# Task brief:
Transcribe the records below exactly as they appear.
Start of Material provided
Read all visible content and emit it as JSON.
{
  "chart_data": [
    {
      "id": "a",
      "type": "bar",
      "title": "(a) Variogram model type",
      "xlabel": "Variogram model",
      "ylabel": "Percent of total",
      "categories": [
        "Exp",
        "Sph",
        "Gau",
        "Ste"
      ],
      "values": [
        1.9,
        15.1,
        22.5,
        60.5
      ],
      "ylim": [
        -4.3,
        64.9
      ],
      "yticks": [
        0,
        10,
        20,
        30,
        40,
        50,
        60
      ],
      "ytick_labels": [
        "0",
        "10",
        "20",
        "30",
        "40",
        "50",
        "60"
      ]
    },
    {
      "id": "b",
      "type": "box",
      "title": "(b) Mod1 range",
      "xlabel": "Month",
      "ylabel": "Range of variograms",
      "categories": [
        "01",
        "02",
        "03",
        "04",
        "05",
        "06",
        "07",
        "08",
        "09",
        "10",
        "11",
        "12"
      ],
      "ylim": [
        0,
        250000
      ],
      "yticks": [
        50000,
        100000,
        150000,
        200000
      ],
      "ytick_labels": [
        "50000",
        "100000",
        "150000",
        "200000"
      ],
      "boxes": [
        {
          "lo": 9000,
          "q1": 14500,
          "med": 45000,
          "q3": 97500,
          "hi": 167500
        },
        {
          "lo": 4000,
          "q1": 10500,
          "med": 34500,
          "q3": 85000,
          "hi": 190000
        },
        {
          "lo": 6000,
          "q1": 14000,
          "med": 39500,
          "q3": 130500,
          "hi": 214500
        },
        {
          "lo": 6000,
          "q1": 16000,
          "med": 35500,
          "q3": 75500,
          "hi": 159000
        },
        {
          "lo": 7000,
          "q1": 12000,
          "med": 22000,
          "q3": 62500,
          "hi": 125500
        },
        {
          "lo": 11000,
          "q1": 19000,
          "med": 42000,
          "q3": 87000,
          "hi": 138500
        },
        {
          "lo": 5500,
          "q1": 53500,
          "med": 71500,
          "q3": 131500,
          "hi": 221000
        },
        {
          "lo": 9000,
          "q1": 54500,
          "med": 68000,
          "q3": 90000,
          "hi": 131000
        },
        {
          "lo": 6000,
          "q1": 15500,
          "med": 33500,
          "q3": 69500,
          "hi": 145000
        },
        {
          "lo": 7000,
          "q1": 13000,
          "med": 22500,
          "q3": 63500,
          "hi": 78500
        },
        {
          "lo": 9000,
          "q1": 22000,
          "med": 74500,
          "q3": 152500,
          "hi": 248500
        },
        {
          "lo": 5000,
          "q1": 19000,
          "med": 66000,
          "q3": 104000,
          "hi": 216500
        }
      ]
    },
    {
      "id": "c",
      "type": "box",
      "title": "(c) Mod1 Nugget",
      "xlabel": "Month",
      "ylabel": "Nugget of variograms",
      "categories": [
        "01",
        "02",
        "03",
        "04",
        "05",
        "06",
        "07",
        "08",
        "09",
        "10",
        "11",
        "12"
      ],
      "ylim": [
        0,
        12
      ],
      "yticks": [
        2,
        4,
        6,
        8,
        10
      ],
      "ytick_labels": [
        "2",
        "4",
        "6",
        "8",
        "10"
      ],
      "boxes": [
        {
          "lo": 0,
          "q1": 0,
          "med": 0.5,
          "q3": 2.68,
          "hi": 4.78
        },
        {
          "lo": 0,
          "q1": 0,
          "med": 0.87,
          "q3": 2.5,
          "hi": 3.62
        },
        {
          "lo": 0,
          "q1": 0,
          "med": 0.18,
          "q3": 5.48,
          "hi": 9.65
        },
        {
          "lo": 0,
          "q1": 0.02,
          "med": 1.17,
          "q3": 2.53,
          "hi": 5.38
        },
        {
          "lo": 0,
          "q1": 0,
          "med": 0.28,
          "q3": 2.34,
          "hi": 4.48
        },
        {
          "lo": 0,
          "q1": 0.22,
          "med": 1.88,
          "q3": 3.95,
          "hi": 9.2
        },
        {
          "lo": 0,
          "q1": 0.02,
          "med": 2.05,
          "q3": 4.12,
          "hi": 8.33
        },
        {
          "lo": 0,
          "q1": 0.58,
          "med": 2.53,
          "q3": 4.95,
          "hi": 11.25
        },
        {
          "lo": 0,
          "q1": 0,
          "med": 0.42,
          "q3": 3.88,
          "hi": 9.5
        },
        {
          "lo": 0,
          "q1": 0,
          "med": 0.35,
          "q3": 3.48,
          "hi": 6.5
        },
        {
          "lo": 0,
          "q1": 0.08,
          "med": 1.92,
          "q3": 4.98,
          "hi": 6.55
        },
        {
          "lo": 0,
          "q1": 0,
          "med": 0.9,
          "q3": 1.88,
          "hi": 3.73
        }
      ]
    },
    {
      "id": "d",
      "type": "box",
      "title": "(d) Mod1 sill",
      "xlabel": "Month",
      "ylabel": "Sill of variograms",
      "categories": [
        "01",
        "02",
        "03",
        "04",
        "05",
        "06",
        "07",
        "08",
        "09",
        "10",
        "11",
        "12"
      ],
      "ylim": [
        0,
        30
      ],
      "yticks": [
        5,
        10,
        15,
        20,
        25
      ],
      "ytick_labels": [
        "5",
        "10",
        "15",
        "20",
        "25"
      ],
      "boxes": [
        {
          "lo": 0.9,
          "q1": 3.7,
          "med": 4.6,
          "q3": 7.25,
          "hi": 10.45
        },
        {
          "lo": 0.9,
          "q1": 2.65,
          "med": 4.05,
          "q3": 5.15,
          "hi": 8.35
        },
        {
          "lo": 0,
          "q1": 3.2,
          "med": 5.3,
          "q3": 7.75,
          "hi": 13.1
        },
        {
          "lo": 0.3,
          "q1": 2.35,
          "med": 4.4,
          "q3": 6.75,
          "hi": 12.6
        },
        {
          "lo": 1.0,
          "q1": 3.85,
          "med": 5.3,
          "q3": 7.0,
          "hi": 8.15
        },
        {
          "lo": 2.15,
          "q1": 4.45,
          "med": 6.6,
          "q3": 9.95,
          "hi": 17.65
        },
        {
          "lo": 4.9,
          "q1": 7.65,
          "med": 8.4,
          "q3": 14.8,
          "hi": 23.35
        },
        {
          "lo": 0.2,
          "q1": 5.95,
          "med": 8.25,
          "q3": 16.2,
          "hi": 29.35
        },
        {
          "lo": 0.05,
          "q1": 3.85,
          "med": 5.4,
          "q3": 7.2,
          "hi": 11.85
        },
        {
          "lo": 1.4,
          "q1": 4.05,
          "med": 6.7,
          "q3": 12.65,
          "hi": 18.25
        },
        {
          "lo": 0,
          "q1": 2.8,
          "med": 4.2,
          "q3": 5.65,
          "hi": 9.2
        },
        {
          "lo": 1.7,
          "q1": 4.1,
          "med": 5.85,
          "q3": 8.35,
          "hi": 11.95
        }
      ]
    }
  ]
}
End of Material provided
# Written answer:
Read all visible content and emit it as JSON.
{
  "chart_data": [
    {
      "id": "a",
      "type": "bar",
      "title": "(a) Variogram model type",
      "xlabel": "Variogram model",
      "ylabel": "Percent of total",
      "categories": [
        "Exp",
        "Sph",
        "Gau",
        "Ste"
      ],
      "values": [
        1.9,
        15.1,
        22.5,
        60.5
      ],
      "ylim": [
        -4.3,
        64.9
      ],
      "yticks": [
        0,
        10,
        20,
        30,
        40,
        50,
        60
      ],
      "ytick_labels": [
        "0",
        "10",
        "20",
        "30",
        "40",
        "50",
        "60"
      ]
    },
    {
      "id": "b",
      "type": "box",
      "title": "(b) Mod1 range",
      "xlabel": "Month",
      "ylabel": "Range of variograms",
      "categories": [
        "01",
        "02",
        "03",
        "04",
        "05",
        "06",
        "07",
        "08",
        "09",
        "10",
        "11",
        "12"
      ],
      "ylim": [
        0,
        250000
      ],
      "yticks": [
        50000,
        100000,
        150000,
        200000
      ],
      "ytick_labels": [
        "50000",
        "100000",
        "150000",
        "200000"
      ],
      "boxes": [
        {
          "lo": 9000,
          "q1": 14500,
          "med": 45000,
          "q3": 97500,
          "hi": 167500
        },
        {
          "lo": 4000,
          "q1": 10500,
          "med": 34500,
          "q3": 85000,
          "hi": 190000
        },
        {
          "lo": 6000,
          "q1": 14000,
          "med": 39500,
          "q3": 130500,
          "hi": 214500
        },
        {
          "lo": 6000,
          "q1": 16000,
          "med": 35500,
          "q3": 75500,
          "hi": 159000
        },
        {
          "lo": 7000,
          "q1": 12000,
          "med": 22000,
          "q3": 62500,
          "hi": 125500
        },
        {
          "lo": 11000,
          "q1": 19000,
          "med": 42000,
          "q3": 87000,
          "hi": 138500
        },
        {
          "lo": 5500,
          "q1": 53500,
          "med": 71500,
          "q3": 131500,
          "hi": 221000
        },
        {
          "lo": 9000,
          "q1": 54500,
          "med": 68000,
          "q3": 90000,
          "hi": 131000
        },
        {
          "lo": 6000,
          "q1": 15500,
          "med": 33500,
          "q3": 69500,
          "hi": 145000
        },
        {
          "lo": 7000,
          "q1": 13000,
          "med": 22500,
          "q3": 63500,
          "hi": 78500
        },
        {
          "lo": 9000,
          "q1": 22000,
          "med": 74500,
          "q3": 152500,
          "hi": 248500
        },
        {
          "lo": 5000,
          "q1": 19000,
          "med": 66000,
          "q3": 104000,
          "hi": 216500
        }
      ]
    },
    {
      "id": "c",
      "type": "box",
      "title": "(c) Mod1 Nugget",
      "xlabel": "Month",
      "ylabel": "Nugget of variograms",
      "categories": [
        "01",
        "02",
        "03",
        "04",
        "05",
        "06",
        "07",
        "08",
        "09",
        "10",
        "11",
        "12"
      ],
      "ylim": [
        0,
        12
      ],
      "yticks": [
        2,
        4,
        6,
        8,
        10
      ],
      "ytick_labels": [
        "2",
        "4",
        "6",
        "8",
        "10"
      ],
      "boxes": [
        {
          "lo": 0,
          "q1": 0,
          "med": 0.5,
          "q3": 2.68,
          "hi": 4.78
        },
        {
          "lo": 0,
          "q1": 0,
          "med": 0.87,
          "q3": 2.5,
          "hi": 3.62
        },
        {
          "lo": 0,
          "q1": 0,
          "med": 0.18,
          "q3": 5.48,
          "hi": 9.65
        },
        {
          "lo": 0,
          "q1": 0.02,
          "med": 1.17,
          "q3": 2.53,
          "hi": 5.38
        },
        {
          "lo": 0,
          "q1": 0,
          "med": 0.28,
          "q3": 2.34,
          "hi": 4.48
        },
        {
          "lo": 0,
          "q1": 0.22,
          "med": 1.88,
          "q3": 3.95,
          "hi": 9.2
        },
        {
          "lo": 0,
          "q1": 0.02,
          "med": 2.05,
          "q3": 4.12,
          "hi": 8.33
        },
        {
          "lo": 0,
          "q1": 0.58,
          "med": 2.53,
          "q3": 4.95,
          "hi": 11.25
        },
        {
          "lo": 0,
          "q1": 0,
          "med": 0.42,
          "q3": 3.88,
          "hi": 9.5
        },
        {
          "lo": 0,
          "q1": 0,
          "med": 0.35,
          "q3": 3.48,
          "hi": 6.5
        },
        {
          "lo": 0,
          "q1": 0.08,
          "med": 1.92,
          "q3": 4.98,
          "hi": 6.55
        },
        {
          "lo": 0,
          "q1": 0,
          "med": 0.9,
          "q3": 1.88,
          "hi": 3.73
        }
      ]
    },
    {
      "id": "d",
      "type": "box",
      "title": "(d) Mod1 sill",
      "xlabel": "Month",
      "ylabel": "Sill of variograms",
      "categories": [
        "01",
        "02",
        "03",
        "04",
        "05",
        "06",
        "07",
        "08",
        "09",
        "10",
        "11",
        "12"
      ],
      "ylim": [
        0,
        30
      ],
      "yticks": [
        5,
        10,
        15,
        20,
        25
      ],
      "ytick_labels": [
        "5",
        "10",
        "15",
        "20",
        "25"
      ],
      "boxes": [
        {
          "lo": 0.9,
          "q1": 3.7,
          "med": 4.6,
          "q3": 7.25,
          "hi": 10.45
        },
        {
          "lo": 0.9,
          "q1": 2.65,
          "med": 4.05,
          "q3": 5.15,
          "hi": 8.35
        },
        {
          "lo": 0,
          "q1": 3.2,
          "med": 5.3,
          "q3": 7.75,
          "hi": 13.1
        },
        {
          "lo": 0.3,
          "q1": 2.35,
          "med": 4.4,
          "q3": 6.75,
          "hi": 12.6
        },
        {
          "lo": 1.0,
          "q1": 3.85,
          "med": 5.3,
          "q3": 7.0,
          "hi": 8.15
        },
        {
          "lo": 2.15,
          "q1": 4.45,
          "med": 6.6,
          "q3": 9.95,
          "hi": 17.65
        },
        {
          "lo": 4.9,
          "q1": 7.65,
          "med": 8.4,
          "q3": 14.8,
          "hi": 23.35
        },
        {
          "lo": 0.2,
          "q1": 5.95,
          "med": 8.25,
          "q3": 16.2,
          "hi": 29.35
        },
        {
          "lo": 0.05,
          "q1": 3.85,
          "med": 5.4,
          "q3": 7.2,
          "hi": 11.85
        },
        {
          "lo": 1.4,
          "q1": 4.05,
          "med": 6.7,
          "q3": 12.65,
          "hi": 18.25
        },
        {
          "lo": 0,
          "q1": 2.8,
          "med": 4.2,
          "q3": 5.65,
          "hi": 9.2
        },
        {
          "lo": 1.7,
          "q1": 4.1,
          "med": 5.85,
          "q3": 8.35,
          "hi": 11.95
        }
      ]
    }
  ]
}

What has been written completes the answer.